Page extract:
_ _ _ _

Opinion
November 15, 1911.
James P. Lindsay, for the appellant.
Norman D. Fish and Roland G. Baxter, for the respondent.
The defendant is a duly organized and incorporated national bank located at North Tonawanda, and on the twenty-ninth day of July, on the deposit with it of the sum of $6,900, issued its certificate of deposit of which the following is a copy:
"$6900.00 "THE STATE NATIONAL BANK "NORTH TONAWANDA, N Y "Jul. 29, 1910.
"Alfred and Anna Martz has ( sic.) deposited in this Bank sixty-nine hundred and no/100 Dollars payable to the order of themselves in current funds on the return of this certificate properly endorsed. In case this amount shall remain on deposit for a period of 6 months, interest on the same shall be allowed at the rate of 4 per cent per annum, but no more than six months interest shall in any event be paid on this certificate.
"Int. from July 5, 1910.
"Not over Seven Thousand $7000$
"No. 13465. H.W. CLARKE, Cashier."

_ _ _ _

(Records of where elements appear)
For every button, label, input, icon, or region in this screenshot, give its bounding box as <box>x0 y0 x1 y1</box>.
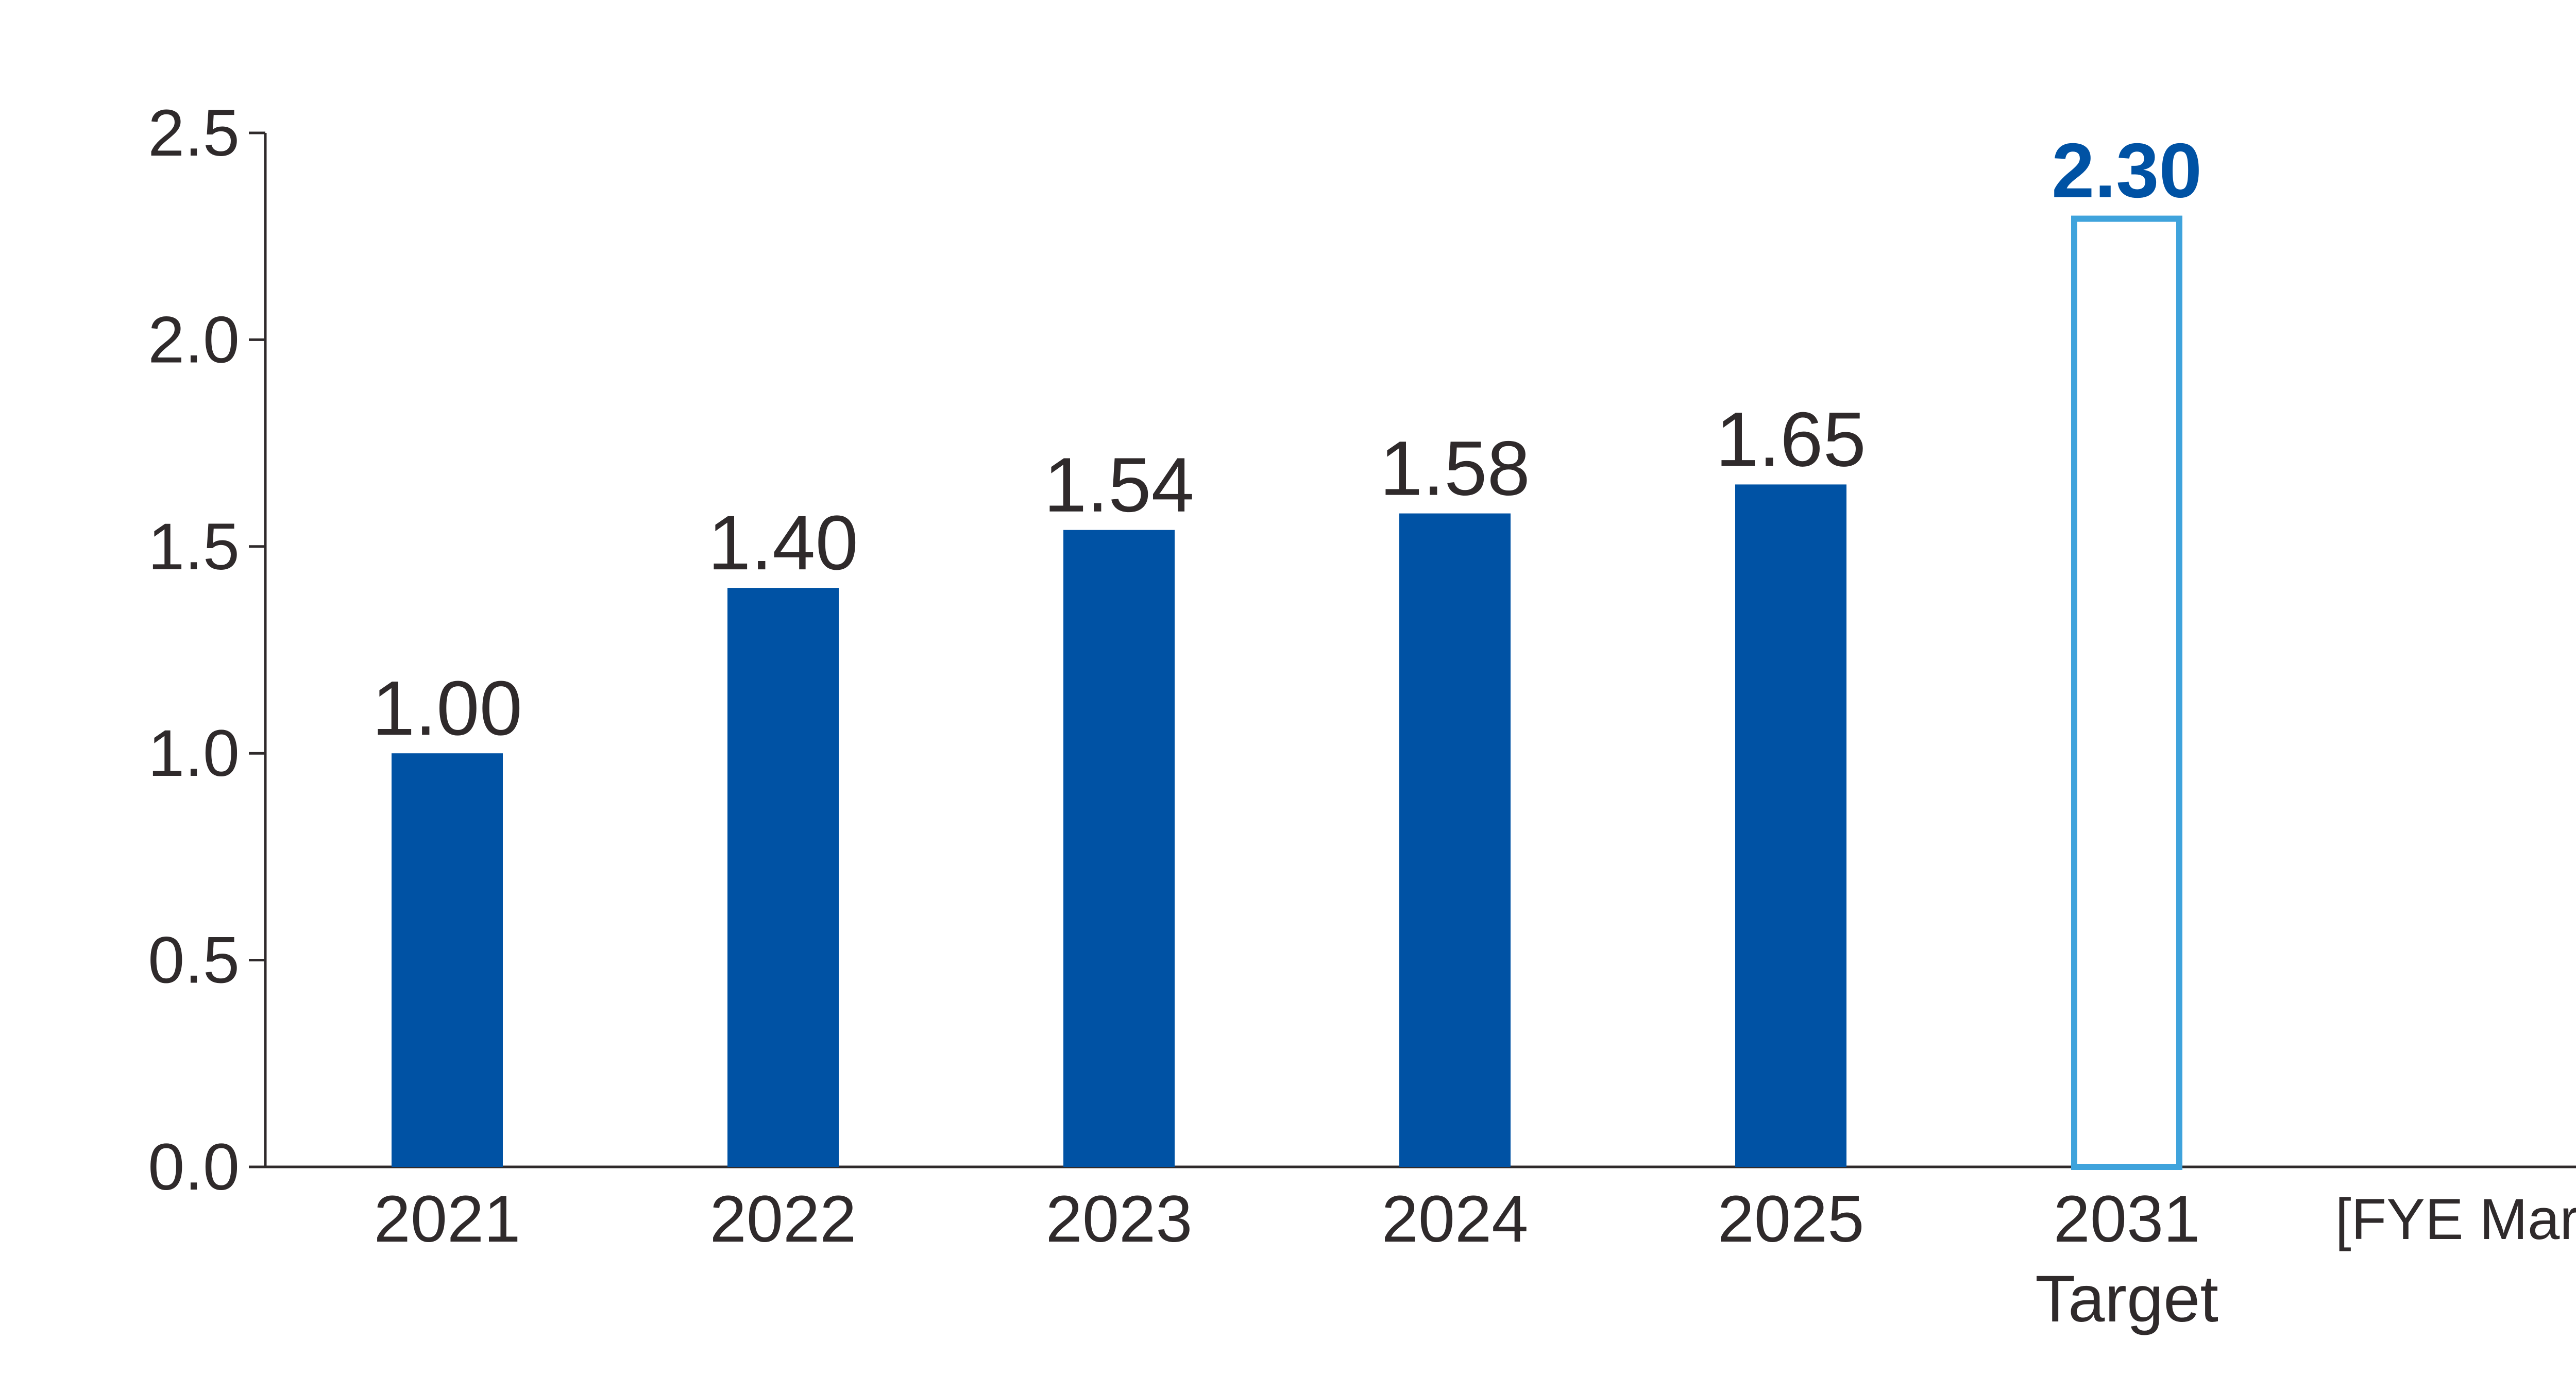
bar-value-label: 1.65 <box>1716 396 1866 482</box>
bar <box>1399 513 1511 1167</box>
bar <box>392 753 503 1167</box>
x-tick-label: 2021 <box>374 1182 521 1256</box>
x-axis-unit-label: [FYE March] <box>2335 1187 2576 1251</box>
bar-target <box>2071 215 2182 1170</box>
y-axis-ticks: 0.0 0.5 1.0 1.5 2.0 2.5 <box>148 96 265 1204</box>
y-tick-label: 0.5 <box>148 924 240 997</box>
bar-value-label: 1.00 <box>372 665 522 751</box>
x-tick-label: 2031 <box>2054 1182 2200 1256</box>
x-tick-label: 2024 <box>1382 1182 1529 1256</box>
bar-value-label: 1.54 <box>1044 442 1194 528</box>
x-tick-label: 2025 <box>1718 1182 1865 1256</box>
x-tick-label: 2022 <box>710 1182 857 1256</box>
bar-value-label: 1.40 <box>708 499 858 586</box>
x-tick-sublabel: Target <box>2035 1262 2218 1336</box>
x-tick-label: 2023 <box>1046 1182 1193 1256</box>
bar <box>1063 530 1175 1167</box>
y-tick-label: 2.0 <box>148 303 240 377</box>
y-tick-label: 0.0 <box>148 1130 240 1204</box>
bar-target-value-label: 2.30 <box>2052 127 2202 214</box>
bar <box>727 588 839 1167</box>
y-tick-label: 1.0 <box>148 717 240 790</box>
bars: 1.00 1.40 1.54 1.58 1.65 2.30 <box>372 127 2202 1170</box>
y-tick-label: 2.5 <box>148 96 240 170</box>
bar <box>1735 484 1846 1167</box>
bar-value-label: 1.58 <box>1380 425 1530 512</box>
y-tick-label: 1.5 <box>148 510 240 584</box>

_ _ _ _

Short exercise:
Please reproduce verbatim the part of the bank deposit opinion that opens with the words containing "James P. Lindsay, for" and closes with "July 5, 1910.". The listing has nothing to do with the bank deposit opinion.

Result below:
James P. Lindsay, for the appellant.
Norman D. Fish and Roland G. Baxter, for the respondent.
The defendant is a duly organized and incorporated national bank located at North Tonawanda, and on the twenty-ninth day of July, on the deposit with it of the sum of $6,900, issued its certificate of deposit of which the following is a copy:
"$6900.00 "THE STATE NATIONAL BANK "NORTH TONAWANDA, N Y "Jul. 29, 1910.
"Alfred and Anna Martz has ( sic.) deposited in this Bank sixty-nine hundred and no/100 Dollars payable to the order of themselves in current funds on the return of this certificate properly endorsed. In case this amount shall remain on deposit for a period of 6 months, interest on the same shall be allowed at the rate of 4 per cent per annum, but no more than six months interest shall in any event be paid on this certificate.
"Int. from July 5, 1910.